_Stated exercise_:
Collect every line below that contains the word "title".

Extracted data entries:
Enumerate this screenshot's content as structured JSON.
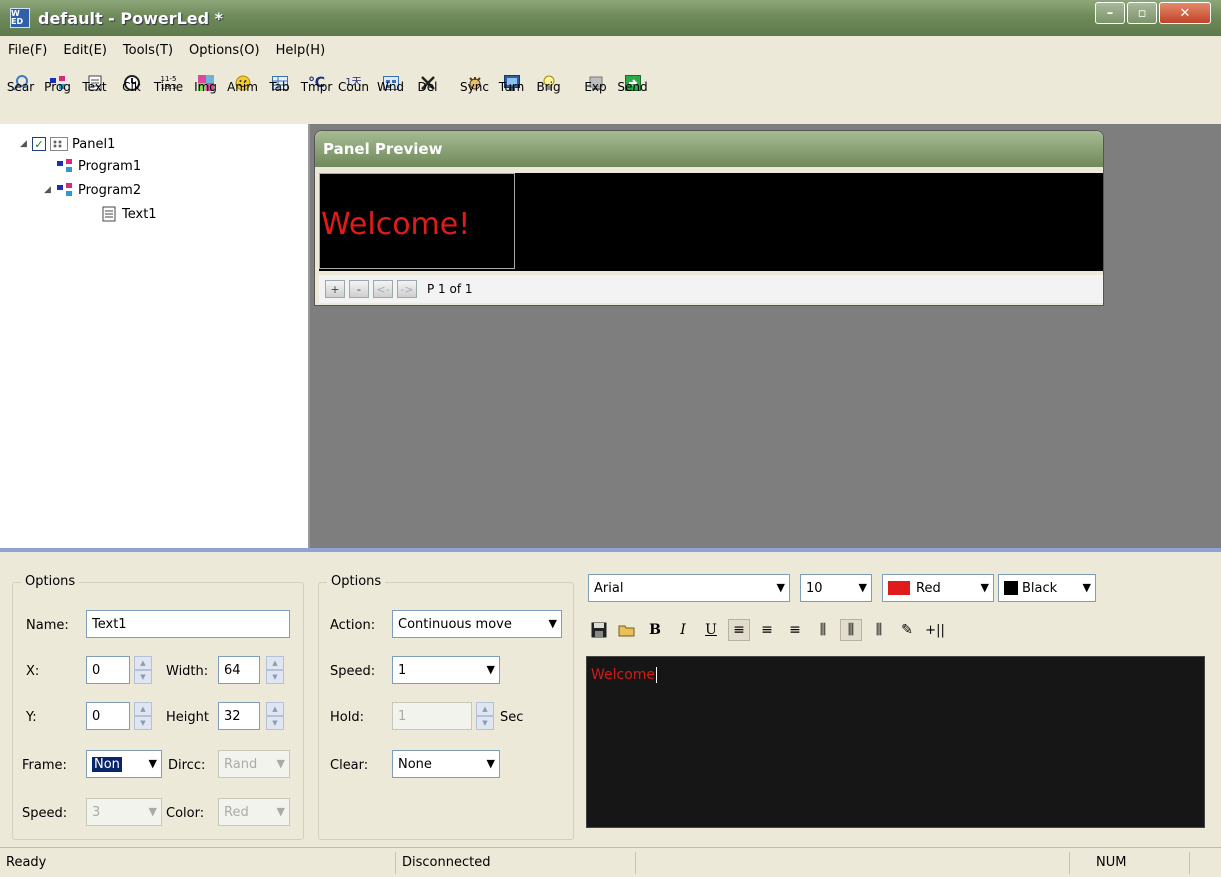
{
  "window": {
    "title": "default - PowerLed *",
    "app_icon_text": "W ED"
  },
  "menu": [
    "File(F)",
    "Edit(E)",
    "Tools(T)",
    "Options(O)",
    "Help(H)"
  ],
  "toolbar": [
    {
      "label": "Sear",
      "icon": "search-icon"
    },
    {
      "label": "Prog",
      "icon": "program-icon"
    },
    {
      "label": "Text",
      "icon": "text-icon"
    },
    {
      "label": "Clk",
      "icon": "clock-icon"
    },
    {
      "label": "Time",
      "icon": "time-icon",
      "glyph": "11-5 18:3"
    },
    {
      "label": "Img",
      "icon": "image-icon"
    },
    {
      "label": "Anim",
      "icon": "animation-icon"
    },
    {
      "label": "Tab",
      "icon": "table-icon"
    },
    {
      "label": "Tmpr",
      "icon": "temperature-icon",
      "glyph": "℃"
    },
    {
      "label": "Coun",
      "icon": "count-icon",
      "glyph": "1天"
    },
    {
      "label": "Wnd",
      "icon": "window-icon"
    },
    {
      "label": "Del",
      "icon": "delete-icon"
    },
    {
      "label": "Sync",
      "icon": "sync-icon"
    },
    {
      "label": "Turn",
      "icon": "turn-icon"
    },
    {
      "label": "Brig",
      "icon": "brightness-icon"
    },
    {
      "label": "Exp",
      "icon": "export-icon"
    },
    {
      "label": "Send",
      "icon": "send-icon"
    }
  ],
  "tree": {
    "panel": "Panel1",
    "program1": "Program1",
    "program2": "Program2",
    "text1": "Text1"
  },
  "preview": {
    "title": "Panel Preview",
    "led_text": "Welcome!",
    "page_info": "P 1 of 1",
    "buttons": [
      "+",
      "-",
      "<-",
      "->"
    ]
  },
  "options_left": {
    "title": "Options",
    "name_label": "Name:",
    "name_value": "Text1",
    "x_label": "X:",
    "x_value": "0",
    "width_label": "Width:",
    "width_value": "64",
    "y_label": "Y:",
    "y_value": "0",
    "height_label": "Height",
    "height_value": "32",
    "frame_label": "Frame:",
    "frame_value": "Non",
    "dircc_label": "Dircc:",
    "dircc_value": "Rand",
    "speed_label": "Speed:",
    "speed_value": "3",
    "color_label": "Color:",
    "color_value": "Red"
  },
  "options_right": {
    "title": "Options",
    "action_label": "Action:",
    "action_value": "Continuous move",
    "speed_label": "Speed:",
    "speed_value": "1",
    "hold_label": "Hold:",
    "hold_value": "1",
    "hold_unit": "Sec",
    "clear_label": "Clear:",
    "clear_value": "None"
  },
  "text_editor": {
    "font": "Arial",
    "size": "10",
    "fg_color_name": "Red",
    "fg_color": "#e01b1b",
    "bg_color_name": "Black",
    "bg_color": "#000000",
    "content": "Welcome"
  },
  "status": {
    "ready": "Ready",
    "connection": "Disconnected",
    "num": "NUM"
  }
}
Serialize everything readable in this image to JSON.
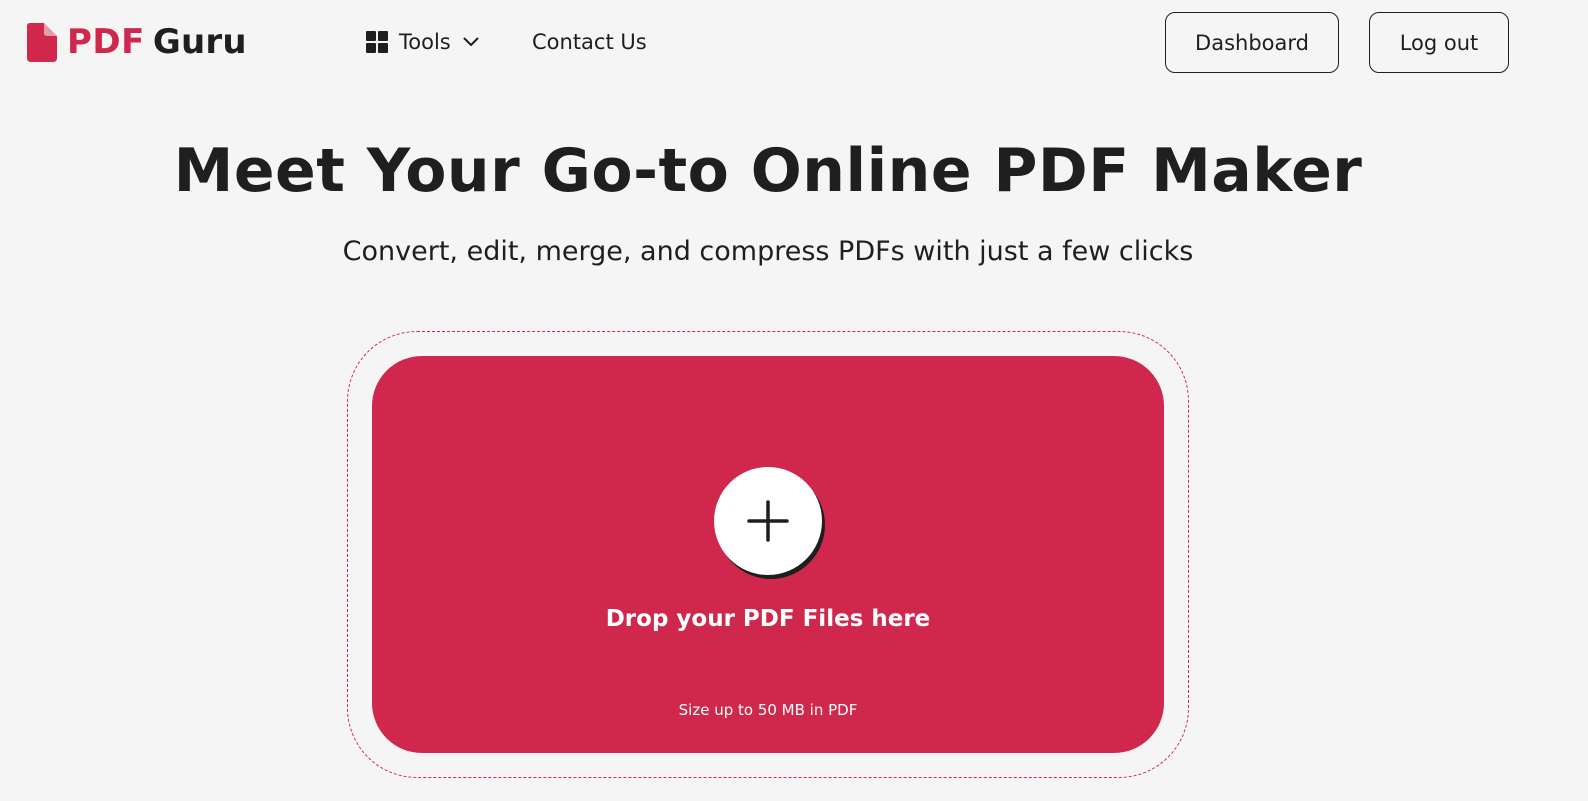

_Solution to this exercise_:
    "title": "default - PowerLed *",
    "title": "Panel Preview",
    "title": "Options",
    "title": "Options",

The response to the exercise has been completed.